* _Supplied entries_:
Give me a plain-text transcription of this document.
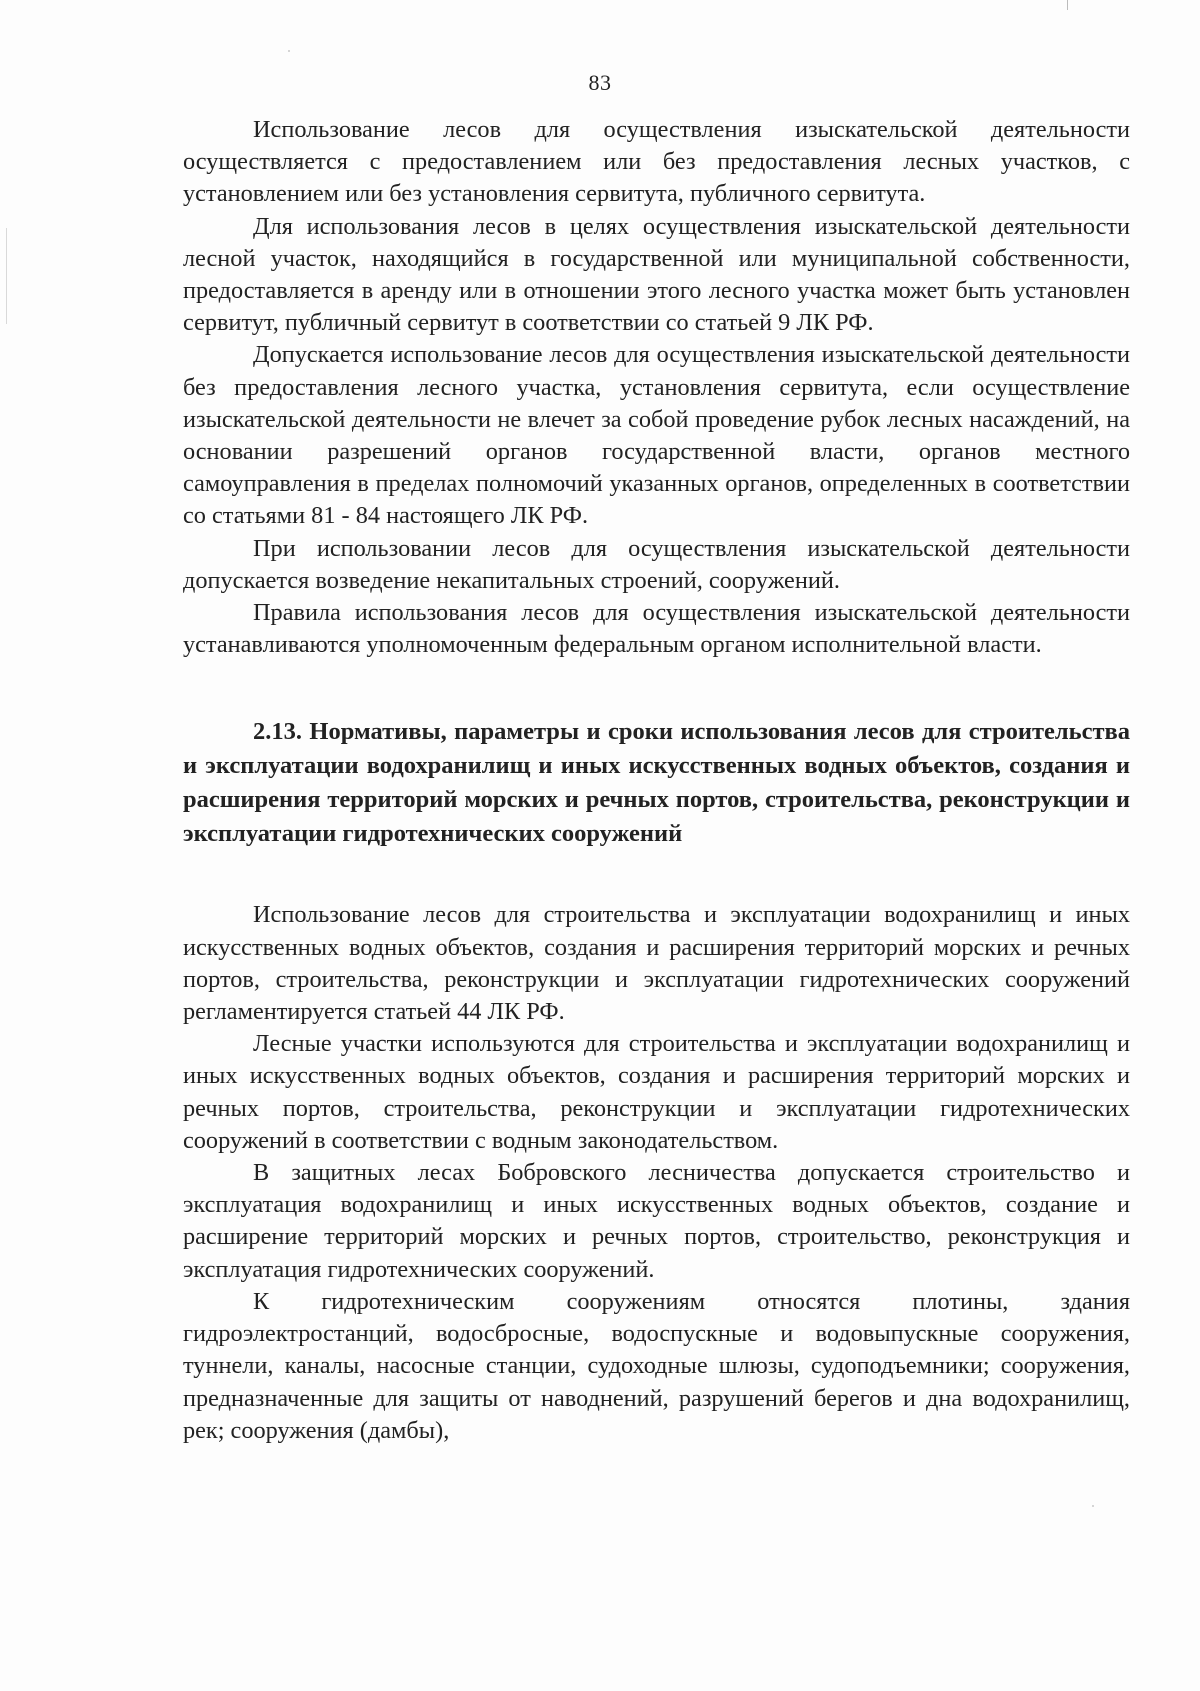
83

Использование лесов для осуществления изыскательской деятельности осуществляется с предоставлением или без предоставления лесных участков, с установлением или без установления сервитута, публичного сервитута.

Для использования лесов в целях осуществления изыскательской деятельности лесной участок, находящийся в государственной или муниципальной собственности, предоставляется в аренду или в отношении этого лесного участка может быть установлен сервитут, публичный сервитут в соответствии со статьей 9 ЛК РФ.

Допускается использование лесов для осуществления изыскательской деятельности без предоставления лесного участка, установления сервитута, если осуществление изыскательской деятельности не влечет за собой проведение рубок лесных насаждений, на основании разрешений органов государственной власти, органов местного самоуправления в пределах полномочий указанных органов, определенных в соответствии со статьями 81 - 84 настоящего ЛК РФ.

При использовании лесов для осуществления изыскательской деятельности допускается возведение некапитальных строений, сооружений.

Правила использования лесов для осуществления изыскательской деятельности устанавливаются уполномоченным федеральным органом исполнительной власти.

2.13. Нормативы, параметры и сроки использования лесов для строительства и эксплуатации водохранилищ и иных искусственных водных объектов, создания и расширения территорий морских и речных портов, строительства, реконструкции и эксплуатации гидротехнических сооружений

Использование лесов для строительства и эксплуатации водохранилищ и иных искусственных водных объектов, создания и расширения территорий морских и речных портов, строительства, реконструкции и эксплуатации гидротехнических сооружений регламентируется статьей 44 ЛК РФ.

Лесные участки используются для строительства и эксплуатации водохранилищ и иных искусственных водных объектов, создания и расширения территорий морских и речных портов, строительства, реконструкции и эксплуатации гидротехнических сооружений в соответствии с водным законодательством.

В защитных лесах Бобровского лесничества допускается строительство и эксплуатация водохранилищ и иных искусственных водных объектов, создание и расширение территорий морских и речных портов, строительство, реконструкция и эксплуатация гидротехнических сооружений.

К гидротехническим сооружениям относятся плотины, здания гидроэлектростанций, водосбросные, водоспускные и водовыпускные сооружения, туннели, каналы, насосные станции, судоходные шлюзы, судоподъемники; сооружения, предназначенные для защиты от наводнений, разрушений берегов и дна водохранилищ, рек; сооружения (дамбы),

* _Task prompt_:
Omit pictures; set down the rest of the material word for word.

* _Written solution_:
Give me a plain-text transcription of this document.
83

Использование лесов для осуществления изыскательской деятельности осуществляется с предоставлением или без предоставления лесных участков, с установлением или без установления сервитута, публичного сервитута.

Для использования лесов в целях осуществления изыскательской деятельности лесной участок, находящийся в государственной или муниципальной собственности, предоставляется в аренду или в отношении этого лесного участка может быть установлен сервитут, публичный сервитут в соответствии со статьей 9 ЛК РФ.

Допускается использование лесов для осуществления изыскательской деятельности без предоставления лесного участка, установления сервитута, если осуществление изыскательской деятельности не влечет за собой проведение рубок лесных насаждений, на основании разрешений органов государственной власти, органов местного самоуправления в пределах полномочий указанных органов, определенных в соответствии со статьями 81 - 84 настоящего ЛК РФ.

При использовании лесов для осуществления изыскательской деятельности допускается возведение некапитальных строений, сооружений.

Правила использования лесов для осуществления изыскательской деятельности устанавливаются уполномоченным федеральным органом исполнительной власти.

2.13. Нормативы, параметры и сроки использования лесов для строительства и эксплуатации водохранилищ и иных искусственных водных объектов, создания и расширения территорий морских и речных портов, строительства, реконструкции и эксплуатации гидротехнических сооружений

Использование лесов для строительства и эксплуатации водохранилищ и иных искусственных водных объектов, создания и расширения территорий морских и речных портов, строительства, реконструкции и эксплуатации гидротехнических сооружений регламентируется статьей 44 ЛК РФ.

Лесные участки используются для строительства и эксплуатации водохранилищ и иных искусственных водных объектов, создания и расширения территорий морских и речных портов, строительства, реконструкции и эксплуатации гидротехнических сооружений в соответствии с водным законодательством.

В защитных лесах Бобровского лесничества допускается строительство и эксплуатация водохранилищ и иных искусственных водных объектов, создание и расширение территорий морских и речных портов, строительство, реконструкция и эксплуатация гидротехнических сооружений.

К гидротехническим сооружениям относятся плотины, здания гидроэлектростанций, водосбросные, водоспускные и водовыпускные сооружения, туннели, каналы, насосные станции, судоходные шлюзы, судоподъемники; сооружения, предназначенные для защиты от наводнений, разрушений берегов и дна водохранилищ, рек; сооружения (дамбы),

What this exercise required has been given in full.